### Task description
Restate the material word for word and leave out anything that is a picture.

### Stored records
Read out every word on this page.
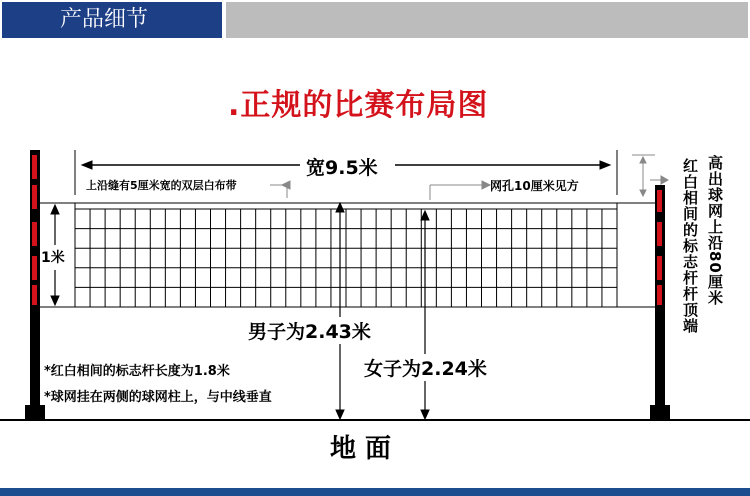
产品细节
.正规的比赛布局图
宽9.5米
上沿缝有5厘米宽的双层白布带	网孔10厘米见方
1米
男子为2.43米
女子为2.24米
*红白相间的标志杆长度为1.8米
*球网挂在两侧的球网柱上，与中线垂直
地 面
高出球网上沿80厘米
红白相间的标志杆杆顶端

### Response
Read out every word on this page.
产品细节
.正规的比赛布局图
宽9.5米
上沿缝有5厘米宽的双层白布带	网孔10厘米见方
1米
男子为2.43米
女子为2.24米
*红白相间的标志杆长度为1.8米
*球网挂在两侧的球网柱上，与中线垂直
地 面
高出球网上沿80厘米
红白相间的标志杆杆顶端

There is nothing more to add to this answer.